▸ **WORK INSTRUCTIONS**:
Search the material and gather each line with "demás" in it.

Data records
** start **

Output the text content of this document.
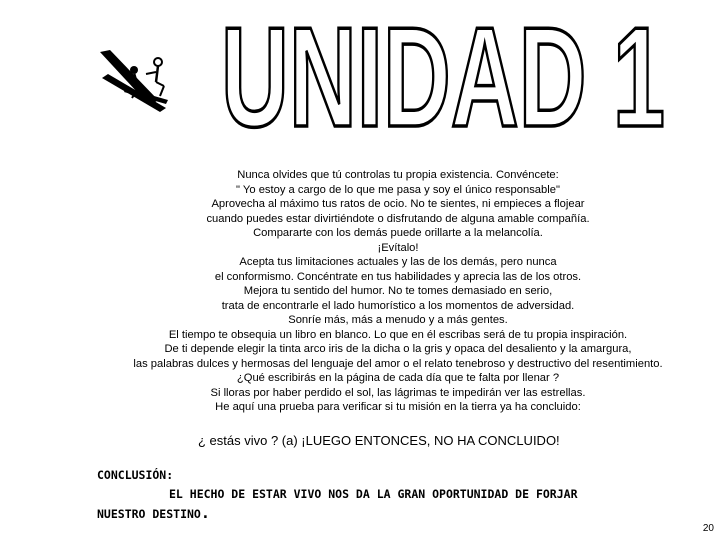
UNIDAD 1
Nunca olvides que tú controlas tu propia existencia. Convéncete:
" Yo estoy a cargo de lo que me pasa y soy el único responsable"
Aprovecha al máximo tus ratos de ocio. No te sientes, ni empieces a flojear
cuando puedes estar divirtiéndote o disfrutando de alguna amable compañía.
Compararte con los demás puede orillarte a la melancolía.
¡Evítalo!
Acepta tus limitaciones actuales y las de los demás, pero nunca
el conformismo. Concéntrate en tus habilidades y aprecia las de los otros.
Mejora tu sentido del humor. No te tomes demasiado en serio,
trata de encontrarle el lado humorístico a los momentos de adversidad.
Sonríe más, más a menudo y a más gentes.
El tiempo te obsequia un libro en blanco. Lo que en él escribas será de tu propia inspiración.
De ti depende elegir la tinta arco iris de la dicha o la gris y opaca del desaliento y la amargura,
las palabras dulces y hermosas del lenguaje del amor o el relato tenebroso y destructivo del resentimiento.
¿Qué escribirás en la página de cada día que te falta por llenar ?
Si lloras por haber perdido el sol, las lágrimas te impedirán ver las estrellas.
He aquí una prueba para verificar si tu misión en la tierra ya ha concluido:
¿ estás vivo ? (a) ¡LUEGO ENTONCES, NO HA CONCLUIDO!
CONCLUSIÓN:
EL HECHO DE ESTAR VIVO NOS DA LA GRAN OPORTUNIDAD DE FORJAR
NUESTRO DESTINO.
20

** end **

▸ **FINISHED EXERCISE**:
Compararte con los demás puede orillarte a la melancolía.
Acepta tus limitaciones actuales y las de los demás, pero nunca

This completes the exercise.